▶ SUPPLIED RECORDS:

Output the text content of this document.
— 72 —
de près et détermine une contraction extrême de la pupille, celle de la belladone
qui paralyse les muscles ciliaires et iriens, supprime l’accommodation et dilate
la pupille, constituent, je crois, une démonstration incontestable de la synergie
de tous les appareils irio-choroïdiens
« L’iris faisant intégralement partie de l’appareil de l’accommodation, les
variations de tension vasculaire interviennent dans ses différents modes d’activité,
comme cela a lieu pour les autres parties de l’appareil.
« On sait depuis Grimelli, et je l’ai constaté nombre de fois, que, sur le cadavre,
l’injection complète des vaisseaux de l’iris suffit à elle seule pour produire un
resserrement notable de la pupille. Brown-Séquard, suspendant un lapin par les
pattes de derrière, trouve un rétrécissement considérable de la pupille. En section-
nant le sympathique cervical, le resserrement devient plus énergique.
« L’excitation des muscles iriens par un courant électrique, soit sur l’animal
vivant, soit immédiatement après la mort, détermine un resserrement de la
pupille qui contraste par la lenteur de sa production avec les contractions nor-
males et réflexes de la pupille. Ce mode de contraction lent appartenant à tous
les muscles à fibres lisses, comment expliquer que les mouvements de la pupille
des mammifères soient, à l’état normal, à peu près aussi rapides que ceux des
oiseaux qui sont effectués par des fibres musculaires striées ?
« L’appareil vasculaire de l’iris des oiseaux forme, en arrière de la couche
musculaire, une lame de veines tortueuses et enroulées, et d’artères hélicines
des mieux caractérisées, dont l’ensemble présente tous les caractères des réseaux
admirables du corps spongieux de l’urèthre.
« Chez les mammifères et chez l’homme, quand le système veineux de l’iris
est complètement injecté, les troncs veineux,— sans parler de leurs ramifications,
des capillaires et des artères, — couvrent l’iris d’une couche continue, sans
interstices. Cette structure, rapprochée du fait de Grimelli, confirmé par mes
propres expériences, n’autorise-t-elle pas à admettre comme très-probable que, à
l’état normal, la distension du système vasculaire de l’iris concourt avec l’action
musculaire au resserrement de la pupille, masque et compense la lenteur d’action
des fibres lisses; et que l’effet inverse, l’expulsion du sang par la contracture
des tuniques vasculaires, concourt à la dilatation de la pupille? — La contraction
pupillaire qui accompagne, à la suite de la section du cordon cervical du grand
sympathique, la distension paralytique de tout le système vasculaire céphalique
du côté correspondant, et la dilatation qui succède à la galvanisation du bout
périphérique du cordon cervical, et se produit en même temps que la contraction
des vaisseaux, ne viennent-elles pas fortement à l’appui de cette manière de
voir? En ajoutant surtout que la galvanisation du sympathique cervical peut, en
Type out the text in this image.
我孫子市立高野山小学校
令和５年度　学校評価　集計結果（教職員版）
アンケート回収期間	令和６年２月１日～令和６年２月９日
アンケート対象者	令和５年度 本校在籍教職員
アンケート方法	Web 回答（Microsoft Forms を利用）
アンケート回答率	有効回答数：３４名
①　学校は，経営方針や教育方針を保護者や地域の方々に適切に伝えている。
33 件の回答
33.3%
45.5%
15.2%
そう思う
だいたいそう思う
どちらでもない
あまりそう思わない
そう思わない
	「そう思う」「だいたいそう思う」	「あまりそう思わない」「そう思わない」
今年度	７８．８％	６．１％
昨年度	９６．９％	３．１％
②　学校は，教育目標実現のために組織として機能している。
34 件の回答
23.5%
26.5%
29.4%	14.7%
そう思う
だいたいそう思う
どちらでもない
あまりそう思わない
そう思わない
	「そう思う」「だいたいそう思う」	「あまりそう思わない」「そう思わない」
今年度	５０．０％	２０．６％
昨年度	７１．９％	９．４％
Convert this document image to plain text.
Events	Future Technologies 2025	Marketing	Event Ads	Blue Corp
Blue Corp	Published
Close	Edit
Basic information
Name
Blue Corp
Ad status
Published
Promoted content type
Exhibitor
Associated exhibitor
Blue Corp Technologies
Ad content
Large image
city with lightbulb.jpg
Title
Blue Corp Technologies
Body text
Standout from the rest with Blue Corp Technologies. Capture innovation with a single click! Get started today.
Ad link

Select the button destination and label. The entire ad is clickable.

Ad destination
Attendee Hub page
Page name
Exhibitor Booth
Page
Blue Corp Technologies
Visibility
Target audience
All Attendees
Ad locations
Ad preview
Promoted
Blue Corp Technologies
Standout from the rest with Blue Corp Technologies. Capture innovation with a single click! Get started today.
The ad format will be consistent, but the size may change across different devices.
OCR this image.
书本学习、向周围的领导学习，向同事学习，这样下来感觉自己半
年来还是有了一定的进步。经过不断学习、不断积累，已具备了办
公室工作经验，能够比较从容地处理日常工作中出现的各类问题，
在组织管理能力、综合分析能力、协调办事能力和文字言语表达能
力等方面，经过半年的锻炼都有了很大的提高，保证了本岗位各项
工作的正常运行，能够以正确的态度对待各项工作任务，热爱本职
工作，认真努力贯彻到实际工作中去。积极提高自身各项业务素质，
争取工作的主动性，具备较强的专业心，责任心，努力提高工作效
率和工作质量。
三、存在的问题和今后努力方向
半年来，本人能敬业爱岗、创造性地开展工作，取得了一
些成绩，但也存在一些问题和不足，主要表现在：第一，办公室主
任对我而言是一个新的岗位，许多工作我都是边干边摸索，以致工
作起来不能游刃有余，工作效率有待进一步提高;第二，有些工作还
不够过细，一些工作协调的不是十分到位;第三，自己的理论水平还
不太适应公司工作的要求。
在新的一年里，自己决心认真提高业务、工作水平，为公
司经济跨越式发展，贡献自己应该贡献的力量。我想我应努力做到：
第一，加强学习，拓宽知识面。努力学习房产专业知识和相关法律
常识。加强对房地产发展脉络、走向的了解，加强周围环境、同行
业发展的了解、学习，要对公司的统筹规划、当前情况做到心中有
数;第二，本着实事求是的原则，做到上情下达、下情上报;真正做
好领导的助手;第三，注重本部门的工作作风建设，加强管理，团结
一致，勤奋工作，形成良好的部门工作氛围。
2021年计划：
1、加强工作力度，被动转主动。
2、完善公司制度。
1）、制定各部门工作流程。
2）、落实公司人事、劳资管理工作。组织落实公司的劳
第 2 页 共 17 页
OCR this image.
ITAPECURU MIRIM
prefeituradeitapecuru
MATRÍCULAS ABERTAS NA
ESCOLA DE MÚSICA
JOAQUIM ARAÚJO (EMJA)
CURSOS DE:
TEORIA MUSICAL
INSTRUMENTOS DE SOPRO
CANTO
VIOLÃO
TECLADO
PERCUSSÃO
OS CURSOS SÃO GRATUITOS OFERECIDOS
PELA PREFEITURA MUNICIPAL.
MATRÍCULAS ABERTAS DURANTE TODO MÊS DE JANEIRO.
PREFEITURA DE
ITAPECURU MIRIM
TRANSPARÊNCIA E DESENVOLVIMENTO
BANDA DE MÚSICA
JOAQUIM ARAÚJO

▶ WHAT IS BEING ASKED: Write out every entry again, keeping each line exactly the same.

▶ WRITTEN ANSWER:
Output the text content of this document.
— 72 —
de près et détermine une contraction extrême de la pupille, celle de la belladone
qui paralyse les muscles ciliaires et iriens, supprime l’accommodation et dilate
la pupille, constituent, je crois, une démonstration incontestable de la synergie
de tous les appareils irio-choroïdiens
« L’iris faisant intégralement partie de l’appareil de l’accommodation, les
variations de tension vasculaire interviennent dans ses différents modes d’activité,
comme cela a lieu pour les autres parties de l’appareil.
« On sait depuis Grimelli, et je l’ai constaté nombre de fois, que, sur le cadavre,
l’injection complète des vaisseaux de l’iris suffit à elle seule pour produire un
resserrement notable de la pupille. Brown-Séquard, suspendant un lapin par les
pattes de derrière, trouve un rétrécissement considérable de la pupille. En section-
nant le sympathique cervical, le resserrement devient plus énergique.
« L’excitation des muscles iriens par un courant électrique, soit sur l’animal
vivant, soit immédiatement après la mort, détermine un resserrement de la
pupille qui contraste par la lenteur de sa production avec les contractions nor-
males et réflexes de la pupille. Ce mode de contraction lent appartenant à tous
les muscles à fibres lisses, comment expliquer que les mouvements de la pupille
des mammifères soient, à l’état normal, à peu près aussi rapides que ceux des
oiseaux qui sont effectués par des fibres musculaires striées ?
« L’appareil vasculaire de l’iris des oiseaux forme, en arrière de la couche
musculaire, une lame de veines tortueuses et enroulées, et d’artères hélicines
des mieux caractérisées, dont l’ensemble présente tous les caractères des réseaux
admirables du corps spongieux de l’urèthre.
« Chez les mammifères et chez l’homme, quand le système veineux de l’iris
est complètement injecté, les troncs veineux,— sans parler de leurs ramifications,
des capillaires et des artères, — couvrent l’iris d’une couche continue, sans
interstices. Cette structure, rapprochée du fait de Grimelli, confirmé par mes
propres expériences, n’autorise-t-elle pas à admettre comme très-probable que, à
l’état normal, la distension du système vasculaire de l’iris concourt avec l’action
musculaire au resserrement de la pupille, masque et compense la lenteur d’action
des fibres lisses; et que l’effet inverse, l’expulsion du sang par la contracture
des tuniques vasculaires, concourt à la dilatation de la pupille? — La contraction
pupillaire qui accompagne, à la suite de la section du cordon cervical du grand
sympathique, la distension paralytique de tout le système vasculaire céphalique
du côté correspondant, et la dilatation qui succède à la galvanisation du bout
périphérique du cordon cervical, et se produit en même temps que la contraction
des vaisseaux, ne viennent-elles pas fortement à l’appui de cette manière de
voir? En ajoutant surtout que la galvanisation du sympathique cervical peut, en
Type out the text in this image.
我孫子市立高野山小学校
令和５年度　学校評価　集計結果（教職員版）
アンケート回収期間	令和６年２月１日～令和６年２月９日
アンケート対象者	令和５年度 本校在籍教職員
アンケート方法	Web 回答（Microsoft Forms を利用）
アンケート回答率	有効回答数：３４名
①　学校は，経営方針や教育方針を保護者や地域の方々に適切に伝えている。
33 件の回答
33.3%
45.5%
15.2%
そう思う
だいたいそう思う
どちらでもない
あまりそう思わない
そう思わない
	「そう思う」「だいたいそう思う」	「あまりそう思わない」「そう思わない」
今年度	７８．８％	６．１％
昨年度	９６．９％	３．１％
②　学校は，教育目標実現のために組織として機能している。
34 件の回答
23.5%
26.5%
29.4%	14.7%
そう思う
だいたいそう思う
どちらでもない
あまりそう思わない
そう思わない
	「そう思う」「だいたいそう思う」	「あまりそう思わない」「そう思わない」
今年度	５０．０％	２０．６％
昨年度	７１．９％	９．４％
Convert this document image to plain text.
Events	Future Technologies 2025	Marketing	Event Ads	Blue Corp
Blue Corp	Published
Close	Edit
Basic information
Name
Blue Corp
Ad status
Published
Promoted content type
Exhibitor
Associated exhibitor
Blue Corp Technologies
Ad content
Large image
city with lightbulb.jpg
Title
Blue Corp Technologies
Body text
Standout from the rest with Blue Corp Technologies. Capture innovation with a single click! Get started today.
Ad link

Select the button destination and label. The entire ad is clickable.

Ad destination
Attendee Hub page
Page name
Exhibitor Booth
Page
Blue Corp Technologies
Visibility
Target audience
All Attendees
Ad locations
Ad preview
Promoted
Blue Corp Technologies
Standout from the rest with Blue Corp Technologies. Capture innovation with a single click! Get started today.
The ad format will be consistent, but the size may change across different devices.
OCR this image.
书本学习、向周围的领导学习，向同事学习，这样下来感觉自己半
年来还是有了一定的进步。经过不断学习、不断积累，已具备了办
公室工作经验，能够比较从容地处理日常工作中出现的各类问题，
在组织管理能力、综合分析能力、协调办事能力和文字言语表达能
力等方面，经过半年的锻炼都有了很大的提高，保证了本岗位各项
工作的正常运行，能够以正确的态度对待各项工作任务，热爱本职
工作，认真努力贯彻到实际工作中去。积极提高自身各项业务素质，
争取工作的主动性，具备较强的专业心，责任心，努力提高工作效
率和工作质量。
三、存在的问题和今后努力方向
半年来，本人能敬业爱岗、创造性地开展工作，取得了一
些成绩，但也存在一些问题和不足，主要表现在：第一，办公室主
任对我而言是一个新的岗位，许多工作我都是边干边摸索，以致工
作起来不能游刃有余，工作效率有待进一步提高;第二，有些工作还
不够过细，一些工作协调的不是十分到位;第三，自己的理论水平还
不太适应公司工作的要求。
在新的一年里，自己决心认真提高业务、工作水平，为公
司经济跨越式发展，贡献自己应该贡献的力量。我想我应努力做到：
第一，加强学习，拓宽知识面。努力学习房产专业知识和相关法律
常识。加强对房地产发展脉络、走向的了解，加强周围环境、同行
业发展的了解、学习，要对公司的统筹规划、当前情况做到心中有
数;第二，本着实事求是的原则，做到上情下达、下情上报;真正做
好领导的助手;第三，注重本部门的工作作风建设，加强管理，团结
一致，勤奋工作，形成良好的部门工作氛围。
2021年计划：
1、加强工作力度，被动转主动。
2、完善公司制度。
1）、制定各部门工作流程。
2）、落实公司人事、劳资管理工作。组织落实公司的劳
第 2 页 共 17 页
OCR this image.
ITAPECURU MIRIM
prefeituradeitapecuru
MATRÍCULAS ABERTAS NA
ESCOLA DE MÚSICA
JOAQUIM ARAÚJO (EMJA)
CURSOS DE:
TEORIA MUSICAL
INSTRUMENTOS DE SOPRO
CANTO
VIOLÃO
TECLADO
PERCUSSÃO
OS CURSOS SÃO GRATUITOS OFERECIDOS
PELA PREFEITURA MUNICIPAL.
MATRÍCULAS ABERTAS DURANTE TODO MÊS DE JANEIRO.
PREFEITURA DE
ITAPECURU MIRIM
TRANSPARÊNCIA E DESENVOLVIMENTO
BANDA DE MÚSICA
JOAQUIM ARAÚJO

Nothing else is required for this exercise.